RECORDS =

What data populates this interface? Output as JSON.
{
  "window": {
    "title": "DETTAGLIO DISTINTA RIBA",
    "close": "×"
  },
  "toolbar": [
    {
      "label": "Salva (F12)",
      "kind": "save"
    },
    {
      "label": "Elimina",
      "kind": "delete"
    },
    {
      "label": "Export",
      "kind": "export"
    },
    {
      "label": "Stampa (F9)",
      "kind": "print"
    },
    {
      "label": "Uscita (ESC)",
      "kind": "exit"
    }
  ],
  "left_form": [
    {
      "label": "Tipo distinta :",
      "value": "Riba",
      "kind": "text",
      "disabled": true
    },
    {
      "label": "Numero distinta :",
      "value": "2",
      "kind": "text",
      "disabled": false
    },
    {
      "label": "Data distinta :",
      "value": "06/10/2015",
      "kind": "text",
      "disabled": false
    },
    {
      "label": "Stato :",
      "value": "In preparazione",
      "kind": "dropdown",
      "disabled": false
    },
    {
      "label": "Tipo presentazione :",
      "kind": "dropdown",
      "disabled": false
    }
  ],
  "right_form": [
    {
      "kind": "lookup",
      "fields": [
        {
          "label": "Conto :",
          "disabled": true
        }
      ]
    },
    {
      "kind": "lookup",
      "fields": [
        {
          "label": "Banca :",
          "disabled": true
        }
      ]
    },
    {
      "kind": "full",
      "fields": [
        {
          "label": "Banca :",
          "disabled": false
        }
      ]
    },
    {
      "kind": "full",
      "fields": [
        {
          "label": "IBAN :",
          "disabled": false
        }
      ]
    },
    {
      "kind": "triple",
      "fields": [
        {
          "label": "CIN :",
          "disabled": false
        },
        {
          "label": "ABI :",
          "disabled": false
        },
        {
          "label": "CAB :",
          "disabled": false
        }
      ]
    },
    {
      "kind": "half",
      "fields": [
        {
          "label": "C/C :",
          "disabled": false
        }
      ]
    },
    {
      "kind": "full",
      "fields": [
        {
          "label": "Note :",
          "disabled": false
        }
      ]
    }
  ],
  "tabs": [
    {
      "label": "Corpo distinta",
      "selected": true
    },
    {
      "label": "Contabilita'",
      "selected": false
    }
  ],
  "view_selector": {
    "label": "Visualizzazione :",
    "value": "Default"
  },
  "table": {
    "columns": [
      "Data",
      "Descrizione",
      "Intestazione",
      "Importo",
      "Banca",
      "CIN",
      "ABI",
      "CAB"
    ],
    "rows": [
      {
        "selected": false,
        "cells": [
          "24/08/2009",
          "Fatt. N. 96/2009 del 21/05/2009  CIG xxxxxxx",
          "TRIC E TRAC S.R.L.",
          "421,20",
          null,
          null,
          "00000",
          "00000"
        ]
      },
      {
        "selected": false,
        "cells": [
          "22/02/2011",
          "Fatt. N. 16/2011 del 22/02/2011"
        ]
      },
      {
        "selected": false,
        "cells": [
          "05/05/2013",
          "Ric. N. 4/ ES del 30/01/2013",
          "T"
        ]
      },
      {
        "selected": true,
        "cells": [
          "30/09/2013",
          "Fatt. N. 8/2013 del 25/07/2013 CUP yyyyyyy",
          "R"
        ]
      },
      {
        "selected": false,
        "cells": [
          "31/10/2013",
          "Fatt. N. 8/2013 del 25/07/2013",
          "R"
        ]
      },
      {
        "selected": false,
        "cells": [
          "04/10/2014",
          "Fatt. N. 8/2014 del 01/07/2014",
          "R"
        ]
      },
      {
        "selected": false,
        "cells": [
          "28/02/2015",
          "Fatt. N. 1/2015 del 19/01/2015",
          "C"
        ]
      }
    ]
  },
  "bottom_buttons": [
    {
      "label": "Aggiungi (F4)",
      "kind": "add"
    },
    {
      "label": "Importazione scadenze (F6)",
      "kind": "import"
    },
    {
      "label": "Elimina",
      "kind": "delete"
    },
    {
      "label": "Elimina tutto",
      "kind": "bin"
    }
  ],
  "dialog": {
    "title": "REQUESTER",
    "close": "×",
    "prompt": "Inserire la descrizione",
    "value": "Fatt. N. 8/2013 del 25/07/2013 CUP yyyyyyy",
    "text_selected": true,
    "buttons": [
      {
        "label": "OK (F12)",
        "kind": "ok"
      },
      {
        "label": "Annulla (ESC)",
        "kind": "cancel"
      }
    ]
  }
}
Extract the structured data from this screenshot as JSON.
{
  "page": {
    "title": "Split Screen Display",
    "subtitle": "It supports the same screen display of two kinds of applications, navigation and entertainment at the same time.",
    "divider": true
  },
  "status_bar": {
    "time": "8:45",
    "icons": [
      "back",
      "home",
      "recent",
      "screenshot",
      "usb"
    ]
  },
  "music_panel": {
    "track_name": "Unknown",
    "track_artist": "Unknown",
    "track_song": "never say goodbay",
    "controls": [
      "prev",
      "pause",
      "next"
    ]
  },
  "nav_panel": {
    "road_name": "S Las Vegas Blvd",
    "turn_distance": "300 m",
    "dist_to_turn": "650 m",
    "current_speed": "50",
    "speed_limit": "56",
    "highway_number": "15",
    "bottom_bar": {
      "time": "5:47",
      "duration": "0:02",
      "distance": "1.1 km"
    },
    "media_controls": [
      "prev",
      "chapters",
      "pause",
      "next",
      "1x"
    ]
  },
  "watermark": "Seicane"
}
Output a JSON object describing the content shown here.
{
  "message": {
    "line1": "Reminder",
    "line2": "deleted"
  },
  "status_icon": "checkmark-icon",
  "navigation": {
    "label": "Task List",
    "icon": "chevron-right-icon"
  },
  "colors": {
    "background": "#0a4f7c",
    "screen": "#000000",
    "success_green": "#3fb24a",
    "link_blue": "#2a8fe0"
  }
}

STATED TASK = Repeat back the data above, exact to the last character.

WORKED SOLUTION =
What data populates this interface? Output as JSON.
{
  "window": {
    "title": "DETTAGLIO DISTINTA RIBA",
    "close": "×"
  },
  "toolbar": [
    {
      "label": "Salva (F12)",
      "kind": "save"
    },
    {
      "label": "Elimina",
      "kind": "delete"
    },
    {
      "label": "Export",
      "kind": "export"
    },
    {
      "label": "Stampa (F9)",
      "kind": "print"
    },
    {
      "label": "Uscita (ESC)",
      "kind": "exit"
    }
  ],
  "left_form": [
    {
      "label": "Tipo distinta :",
      "value": "Riba",
      "kind": "text",
      "disabled": true
    },
    {
      "label": "Numero distinta :",
      "value": "2",
      "kind": "text",
      "disabled": false
    },
    {
      "label": "Data distinta :",
      "value": "06/10/2015",
      "kind": "text",
      "disabled": false
    },
    {
      "label": "Stato :",
      "value": "In preparazione",
      "kind": "dropdown",
      "disabled": false
    },
    {
      "label": "Tipo presentazione :",
      "kind": "dropdown",
      "disabled": false
    }
  ],
  "right_form": [
    {
      "kind": "lookup",
      "fields": [
        {
          "label": "Conto :",
          "disabled": true
        }
      ]
    },
    {
      "kind": "lookup",
      "fields": [
        {
          "label": "Banca :",
          "disabled": true
        }
      ]
    },
    {
      "kind": "full",
      "fields": [
        {
          "label": "Banca :",
          "disabled": false
        }
      ]
    },
    {
      "kind": "full",
      "fields": [
        {
          "label": "IBAN :",
          "disabled": false
        }
      ]
    },
    {
      "kind": "triple",
      "fields": [
        {
          "label": "CIN :",
          "disabled": false
        },
        {
          "label": "ABI :",
          "disabled": false
        },
        {
          "label": "CAB :",
          "disabled": false
        }
      ]
    },
    {
      "kind": "half",
      "fields": [
        {
          "label": "C/C :",
          "disabled": false
        }
      ]
    },
    {
      "kind": "full",
      "fields": [
        {
          "label": "Note :",
          "disabled": false
        }
      ]
    }
  ],
  "tabs": [
    {
      "label": "Corpo distinta",
      "selected": true
    },
    {
      "label": "Contabilita'",
      "selected": false
    }
  ],
  "view_selector": {
    "label": "Visualizzazione :",
    "value": "Default"
  },
  "table": {
    "columns": [
      "Data",
      "Descrizione",
      "Intestazione",
      "Importo",
      "Banca",
      "CIN",
      "ABI",
      "CAB"
    ],
    "rows": [
      {
        "selected": false,
        "cells": [
          "24/08/2009",
          "Fatt. N. 96/2009 del 21/05/2009  CIG xxxxxxx",
          "TRIC E TRAC S.R.L.",
          "421,20",
          null,
          null,
          "00000",
          "00000"
        ]
      },
      {
        "selected": false,
        "cells": [
          "22/02/2011",
          "Fatt. N. 16/2011 del 22/02/2011"
        ]
      },
      {
        "selected": false,
        "cells": [
          "05/05/2013",
          "Ric. N. 4/ ES del 30/01/2013",
          "T"
        ]
      },
      {
        "selected": true,
        "cells": [
          "30/09/2013",
          "Fatt. N. 8/2013 del 25/07/2013 CUP yyyyyyy",
          "R"
        ]
      },
      {
        "selected": false,
        "cells": [
          "31/10/2013",
          "Fatt. N. 8/2013 del 25/07/2013",
          "R"
        ]
      },
      {
        "selected": false,
        "cells": [
          "04/10/2014",
          "Fatt. N. 8/2014 del 01/07/2014",
          "R"
        ]
      },
      {
        "selected": false,
        "cells": [
          "28/02/2015",
          "Fatt. N. 1/2015 del 19/01/2015",
          "C"
        ]
      }
    ]
  },
  "bottom_buttons": [
    {
      "label": "Aggiungi (F4)",
      "kind": "add"
    },
    {
      "label": "Importazione scadenze (F6)",
      "kind": "import"
    },
    {
      "label": "Elimina",
      "kind": "delete"
    },
    {
      "label": "Elimina tutto",
      "kind": "bin"
    }
  ],
  "dialog": {
    "title": "REQUESTER",
    "close": "×",
    "prompt": "Inserire la descrizione",
    "value": "Fatt. N. 8/2013 del 25/07/2013 CUP yyyyyyy",
    "text_selected": true,
    "buttons": [
      {
        "label": "OK (F12)",
        "kind": "ok"
      },
      {
        "label": "Annulla (ESC)",
        "kind": "cancel"
      }
    ]
  }
}
Extract the structured data from this screenshot as JSON.
{
  "page": {
    "title": "Split Screen Display",
    "subtitle": "It supports the same screen display of two kinds of applications, navigation and entertainment at the same time.",
    "divider": true
  },
  "status_bar": {
    "time": "8:45",
    "icons": [
      "back",
      "home",
      "recent",
      "screenshot",
      "usb"
    ]
  },
  "music_panel": {
    "track_name": "Unknown",
    "track_artist": "Unknown",
    "track_song": "never say goodbay",
    "controls": [
      "prev",
      "pause",
      "next"
    ]
  },
  "nav_panel": {
    "road_name": "S Las Vegas Blvd",
    "turn_distance": "300 m",
    "dist_to_turn": "650 m",
    "current_speed": "50",
    "speed_limit": "56",
    "highway_number": "15",
    "bottom_bar": {
      "time": "5:47",
      "duration": "0:02",
      "distance": "1.1 km"
    },
    "media_controls": [
      "prev",
      "chapters",
      "pause",
      "next",
      "1x"
    ]
  },
  "watermark": "Seicane"
}
Output a JSON object describing the content shown here.
{
  "message": {
    "line1": "Reminder",
    "line2": "deleted"
  },
  "status_icon": "checkmark-icon",
  "navigation": {
    "label": "Task List",
    "icon": "chevron-right-icon"
  },
  "colors": {
    "background": "#0a4f7c",
    "screen": "#000000",
    "success_green": "#3fb24a",
    "link_blue": "#2a8fe0"
  }
}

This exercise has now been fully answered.